(Data entries)
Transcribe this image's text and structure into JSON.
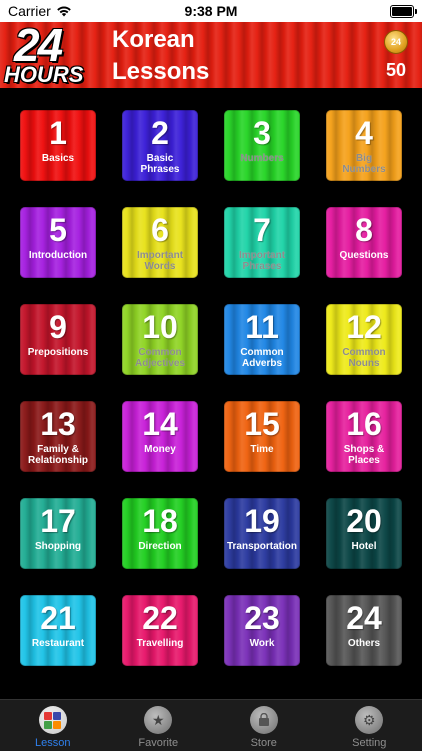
{
  "status_bar": {
    "carrier": "Carrier",
    "time": "9:38 PM"
  },
  "header": {
    "logo_number": "24",
    "logo_word": "HOURS",
    "title_line1": "Korean",
    "title_line2": "Lessons",
    "coin_label": "24",
    "coin_count": "50"
  },
  "lessons": [
    {
      "num": "1",
      "label": "Basics",
      "color": "#f00e0e"
    },
    {
      "num": "2",
      "label": "Basic\nPhrases",
      "color": "#3b1fd8"
    },
    {
      "num": "3",
      "label": "Numbers",
      "color": "#27d527"
    },
    {
      "num": "4",
      "label": "Big\nNumbers",
      "color": "#f5a11a"
    },
    {
      "num": "5",
      "label": "Introduction",
      "color": "#a51fe0"
    },
    {
      "num": "6",
      "label": "Important\nWords",
      "color": "#e8e21a"
    },
    {
      "num": "7",
      "label": "Important\nPhrases",
      "color": "#1fd4a8"
    },
    {
      "num": "8",
      "label": "Questions",
      "color": "#e51ba0"
    },
    {
      "num": "9",
      "label": "Prepositions",
      "color": "#c3142a"
    },
    {
      "num": "10",
      "label": "Common\nAdjectives",
      "color": "#8fd424"
    },
    {
      "num": "11",
      "label": "Common\nAdverbs",
      "color": "#1f86e5"
    },
    {
      "num": "12",
      "label": "Common\nNouns",
      "color": "#eeea18"
    },
    {
      "num": "13",
      "label": "Family &\nRelationship",
      "color": "#8a1818"
    },
    {
      "num": "14",
      "label": "Money",
      "color": "#c81fd8"
    },
    {
      "num": "15",
      "label": "Time",
      "color": "#f0620f"
    },
    {
      "num": "16",
      "label": "Shops &\nPlaces",
      "color": "#e61f9d"
    },
    {
      "num": "17",
      "label": "Shopping",
      "color": "#21ad94"
    },
    {
      "num": "18",
      "label": "Direction",
      "color": "#21cf21"
    },
    {
      "num": "19",
      "label": "Transportation",
      "color": "#2b3aa0"
    },
    {
      "num": "20",
      "label": "Hotel",
      "color": "#0b4646"
    },
    {
      "num": "21",
      "label": "Restaurant",
      "color": "#1fc4e8"
    },
    {
      "num": "22",
      "label": "Travelling",
      "color": "#e8176b"
    },
    {
      "num": "23",
      "label": "Work",
      "color": "#7a2fb8"
    },
    {
      "num": "24",
      "label": "Others",
      "color": "#555555"
    }
  ],
  "tabs": [
    {
      "label": "Lesson",
      "icon": "lesson-grid-icon",
      "active": true
    },
    {
      "label": "Favorite",
      "icon": "star-icon",
      "active": false
    },
    {
      "label": "Store",
      "icon": "store-icon",
      "active": false
    },
    {
      "label": "Setting",
      "icon": "gear-icon",
      "active": false
    }
  ]
}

◆ TASK DIRECTIONS
Write out the records above exactly as they stand, leaving out every picture.

◆ RESPONSE TO THE TASK
Transcribe this image's text and structure into JSON.
{
  "status_bar": {
    "carrier": "Carrier",
    "time": "9:38 PM"
  },
  "header": {
    "logo_number": "24",
    "logo_word": "HOURS",
    "title_line1": "Korean",
    "title_line2": "Lessons",
    "coin_label": "24",
    "coin_count": "50"
  },
  "lessons": [
    {
      "num": "1",
      "label": "Basics",
      "color": "#f00e0e"
    },
    {
      "num": "2",
      "label": "Basic\nPhrases",
      "color": "#3b1fd8"
    },
    {
      "num": "3",
      "label": "Numbers",
      "color": "#27d527"
    },
    {
      "num": "4",
      "label": "Big\nNumbers",
      "color": "#f5a11a"
    },
    {
      "num": "5",
      "label": "Introduction",
      "color": "#a51fe0"
    },
    {
      "num": "6",
      "label": "Important\nWords",
      "color": "#e8e21a"
    },
    {
      "num": "7",
      "label": "Important\nPhrases",
      "color": "#1fd4a8"
    },
    {
      "num": "8",
      "label": "Questions",
      "color": "#e51ba0"
    },
    {
      "num": "9",
      "label": "Prepositions",
      "color": "#c3142a"
    },
    {
      "num": "10",
      "label": "Common\nAdjectives",
      "color": "#8fd424"
    },
    {
      "num": "11",
      "label": "Common\nAdverbs",
      "color": "#1f86e5"
    },
    {
      "num": "12",
      "label": "Common\nNouns",
      "color": "#eeea18"
    },
    {
      "num": "13",
      "label": "Family &\nRelationship",
      "color": "#8a1818"
    },
    {
      "num": "14",
      "label": "Money",
      "color": "#c81fd8"
    },
    {
      "num": "15",
      "label": "Time",
      "color": "#f0620f"
    },
    {
      "num": "16",
      "label": "Shops &\nPlaces",
      "color": "#e61f9d"
    },
    {
      "num": "17",
      "label": "Shopping",
      "color": "#21ad94"
    },
    {
      "num": "18",
      "label": "Direction",
      "color": "#21cf21"
    },
    {
      "num": "19",
      "label": "Transportation",
      "color": "#2b3aa0"
    },
    {
      "num": "20",
      "label": "Hotel",
      "color": "#0b4646"
    },
    {
      "num": "21",
      "label": "Restaurant",
      "color": "#1fc4e8"
    },
    {
      "num": "22",
      "label": "Travelling",
      "color": "#e8176b"
    },
    {
      "num": "23",
      "label": "Work",
      "color": "#7a2fb8"
    },
    {
      "num": "24",
      "label": "Others",
      "color": "#555555"
    }
  ],
  "tabs": [
    {
      "label": "Lesson",
      "icon": "lesson-grid-icon",
      "active": true
    },
    {
      "label": "Favorite",
      "icon": "star-icon",
      "active": false
    },
    {
      "label": "Store",
      "icon": "store-icon",
      "active": false
    },
    {
      "label": "Setting",
      "icon": "gear-icon",
      "active": false
    }
  ]
}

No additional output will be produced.